Source records:

---+---

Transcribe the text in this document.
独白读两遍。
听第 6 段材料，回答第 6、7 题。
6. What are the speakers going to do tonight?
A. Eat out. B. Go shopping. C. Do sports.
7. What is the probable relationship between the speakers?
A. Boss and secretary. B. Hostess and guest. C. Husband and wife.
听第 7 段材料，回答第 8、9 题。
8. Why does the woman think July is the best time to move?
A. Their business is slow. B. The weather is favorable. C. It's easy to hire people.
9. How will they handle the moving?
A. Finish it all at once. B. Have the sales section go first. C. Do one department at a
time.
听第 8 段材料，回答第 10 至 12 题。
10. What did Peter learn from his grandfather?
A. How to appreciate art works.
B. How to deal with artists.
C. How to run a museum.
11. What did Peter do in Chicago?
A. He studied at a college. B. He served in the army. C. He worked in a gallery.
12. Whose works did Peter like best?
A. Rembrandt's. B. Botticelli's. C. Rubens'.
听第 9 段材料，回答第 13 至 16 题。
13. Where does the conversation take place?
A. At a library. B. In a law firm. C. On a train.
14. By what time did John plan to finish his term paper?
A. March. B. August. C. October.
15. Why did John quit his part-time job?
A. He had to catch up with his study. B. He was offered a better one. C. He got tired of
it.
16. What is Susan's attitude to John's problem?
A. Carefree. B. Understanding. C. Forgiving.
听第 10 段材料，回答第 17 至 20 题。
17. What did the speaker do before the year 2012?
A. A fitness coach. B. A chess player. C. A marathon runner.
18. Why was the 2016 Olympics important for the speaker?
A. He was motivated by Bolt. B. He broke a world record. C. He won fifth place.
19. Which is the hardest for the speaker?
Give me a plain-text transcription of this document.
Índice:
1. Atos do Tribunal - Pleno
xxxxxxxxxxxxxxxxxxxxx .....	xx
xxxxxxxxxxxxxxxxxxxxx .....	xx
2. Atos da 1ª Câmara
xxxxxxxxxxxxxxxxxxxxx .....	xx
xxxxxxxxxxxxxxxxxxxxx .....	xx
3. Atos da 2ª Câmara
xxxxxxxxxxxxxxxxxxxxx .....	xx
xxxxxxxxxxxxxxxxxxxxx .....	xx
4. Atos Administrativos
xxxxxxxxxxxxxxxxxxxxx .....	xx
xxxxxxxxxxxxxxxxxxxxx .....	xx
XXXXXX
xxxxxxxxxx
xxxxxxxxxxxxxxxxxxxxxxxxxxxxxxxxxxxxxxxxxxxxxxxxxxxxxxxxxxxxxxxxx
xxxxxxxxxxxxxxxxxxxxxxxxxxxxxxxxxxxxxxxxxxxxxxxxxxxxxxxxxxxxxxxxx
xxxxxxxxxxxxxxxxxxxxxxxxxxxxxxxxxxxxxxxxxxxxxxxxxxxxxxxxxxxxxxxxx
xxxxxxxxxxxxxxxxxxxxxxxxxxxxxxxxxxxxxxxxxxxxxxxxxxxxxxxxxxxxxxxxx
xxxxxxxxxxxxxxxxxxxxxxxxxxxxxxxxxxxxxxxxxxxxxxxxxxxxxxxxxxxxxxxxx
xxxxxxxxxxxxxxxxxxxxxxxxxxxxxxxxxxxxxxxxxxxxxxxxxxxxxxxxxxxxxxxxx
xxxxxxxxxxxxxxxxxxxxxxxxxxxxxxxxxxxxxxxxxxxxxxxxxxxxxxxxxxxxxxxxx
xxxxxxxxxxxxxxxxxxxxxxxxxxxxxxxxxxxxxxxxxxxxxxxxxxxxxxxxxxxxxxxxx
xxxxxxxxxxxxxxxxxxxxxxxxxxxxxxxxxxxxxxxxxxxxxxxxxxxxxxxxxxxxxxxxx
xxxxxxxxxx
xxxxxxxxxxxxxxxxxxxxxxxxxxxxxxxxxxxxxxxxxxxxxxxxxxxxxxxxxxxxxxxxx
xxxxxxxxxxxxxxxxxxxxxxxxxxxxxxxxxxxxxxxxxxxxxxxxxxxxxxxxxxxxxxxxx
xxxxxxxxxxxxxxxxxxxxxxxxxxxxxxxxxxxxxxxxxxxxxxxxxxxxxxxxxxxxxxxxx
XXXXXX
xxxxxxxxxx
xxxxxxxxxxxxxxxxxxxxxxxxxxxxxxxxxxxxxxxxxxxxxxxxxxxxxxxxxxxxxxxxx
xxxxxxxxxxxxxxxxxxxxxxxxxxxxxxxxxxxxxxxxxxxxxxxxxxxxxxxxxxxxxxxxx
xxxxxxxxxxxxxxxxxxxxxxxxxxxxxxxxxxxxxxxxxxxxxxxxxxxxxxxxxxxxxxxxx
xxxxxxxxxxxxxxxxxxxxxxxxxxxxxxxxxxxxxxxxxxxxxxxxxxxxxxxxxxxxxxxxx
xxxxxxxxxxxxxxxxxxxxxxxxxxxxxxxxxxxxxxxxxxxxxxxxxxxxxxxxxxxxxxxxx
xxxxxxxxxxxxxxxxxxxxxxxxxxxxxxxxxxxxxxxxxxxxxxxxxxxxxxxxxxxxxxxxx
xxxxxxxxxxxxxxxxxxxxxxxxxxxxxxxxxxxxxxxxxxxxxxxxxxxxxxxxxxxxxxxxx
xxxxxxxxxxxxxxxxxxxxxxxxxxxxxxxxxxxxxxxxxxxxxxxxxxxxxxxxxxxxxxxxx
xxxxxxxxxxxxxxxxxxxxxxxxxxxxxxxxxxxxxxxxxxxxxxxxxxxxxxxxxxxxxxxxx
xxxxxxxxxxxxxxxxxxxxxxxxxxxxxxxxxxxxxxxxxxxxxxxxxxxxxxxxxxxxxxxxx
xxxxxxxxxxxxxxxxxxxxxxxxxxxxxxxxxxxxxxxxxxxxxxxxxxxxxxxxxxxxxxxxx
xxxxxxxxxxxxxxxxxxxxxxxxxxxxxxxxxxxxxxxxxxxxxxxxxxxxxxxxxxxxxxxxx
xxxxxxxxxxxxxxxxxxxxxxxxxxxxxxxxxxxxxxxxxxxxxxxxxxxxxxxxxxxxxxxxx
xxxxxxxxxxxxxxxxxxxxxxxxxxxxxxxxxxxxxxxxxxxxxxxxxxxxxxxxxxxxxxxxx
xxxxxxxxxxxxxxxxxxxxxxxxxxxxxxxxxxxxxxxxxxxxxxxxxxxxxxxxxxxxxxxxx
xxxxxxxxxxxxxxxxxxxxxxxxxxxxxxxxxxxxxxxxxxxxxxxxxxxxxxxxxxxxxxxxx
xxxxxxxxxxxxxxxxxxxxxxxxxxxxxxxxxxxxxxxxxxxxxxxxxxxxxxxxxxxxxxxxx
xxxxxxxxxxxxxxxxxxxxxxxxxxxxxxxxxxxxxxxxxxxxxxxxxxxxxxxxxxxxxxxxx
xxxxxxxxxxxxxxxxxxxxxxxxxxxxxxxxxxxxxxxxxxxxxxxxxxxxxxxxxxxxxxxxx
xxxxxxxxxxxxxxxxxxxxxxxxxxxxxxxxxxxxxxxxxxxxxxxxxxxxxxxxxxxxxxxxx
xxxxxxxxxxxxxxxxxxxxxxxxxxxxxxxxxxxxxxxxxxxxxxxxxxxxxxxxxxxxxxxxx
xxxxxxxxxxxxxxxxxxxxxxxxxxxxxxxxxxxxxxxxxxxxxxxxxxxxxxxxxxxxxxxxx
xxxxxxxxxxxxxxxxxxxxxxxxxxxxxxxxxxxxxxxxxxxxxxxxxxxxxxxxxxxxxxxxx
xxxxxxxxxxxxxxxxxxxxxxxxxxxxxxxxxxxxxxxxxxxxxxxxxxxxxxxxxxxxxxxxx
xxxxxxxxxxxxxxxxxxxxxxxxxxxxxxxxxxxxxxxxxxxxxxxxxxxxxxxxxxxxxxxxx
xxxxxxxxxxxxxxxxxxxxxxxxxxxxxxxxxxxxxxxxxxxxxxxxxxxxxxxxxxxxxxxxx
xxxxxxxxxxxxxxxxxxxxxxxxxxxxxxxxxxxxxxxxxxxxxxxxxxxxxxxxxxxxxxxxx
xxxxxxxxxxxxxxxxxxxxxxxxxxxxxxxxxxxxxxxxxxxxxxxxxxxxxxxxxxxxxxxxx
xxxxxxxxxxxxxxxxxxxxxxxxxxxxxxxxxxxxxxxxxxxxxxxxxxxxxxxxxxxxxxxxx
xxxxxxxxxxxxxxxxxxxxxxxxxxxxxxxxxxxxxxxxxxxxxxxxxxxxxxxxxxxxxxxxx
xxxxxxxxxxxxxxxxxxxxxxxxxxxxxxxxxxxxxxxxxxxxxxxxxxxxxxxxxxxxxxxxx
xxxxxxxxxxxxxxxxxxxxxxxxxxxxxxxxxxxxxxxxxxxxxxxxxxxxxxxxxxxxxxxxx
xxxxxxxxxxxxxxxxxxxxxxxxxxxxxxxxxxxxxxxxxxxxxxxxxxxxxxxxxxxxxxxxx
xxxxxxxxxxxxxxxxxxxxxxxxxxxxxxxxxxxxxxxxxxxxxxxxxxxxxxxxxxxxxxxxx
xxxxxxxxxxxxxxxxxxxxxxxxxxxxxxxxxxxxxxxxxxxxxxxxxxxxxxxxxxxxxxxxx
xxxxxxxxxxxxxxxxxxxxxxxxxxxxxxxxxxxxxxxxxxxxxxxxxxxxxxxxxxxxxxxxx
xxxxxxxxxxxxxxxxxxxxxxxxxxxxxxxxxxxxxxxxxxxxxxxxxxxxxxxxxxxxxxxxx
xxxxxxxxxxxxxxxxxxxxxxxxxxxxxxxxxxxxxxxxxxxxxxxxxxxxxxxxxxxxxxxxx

---+---

Task objective: From the material above, copy each line that includes the word "Câmara".

Task answer:
2. Atos da 1ª Câmara
3. Atos da 2ª Câmara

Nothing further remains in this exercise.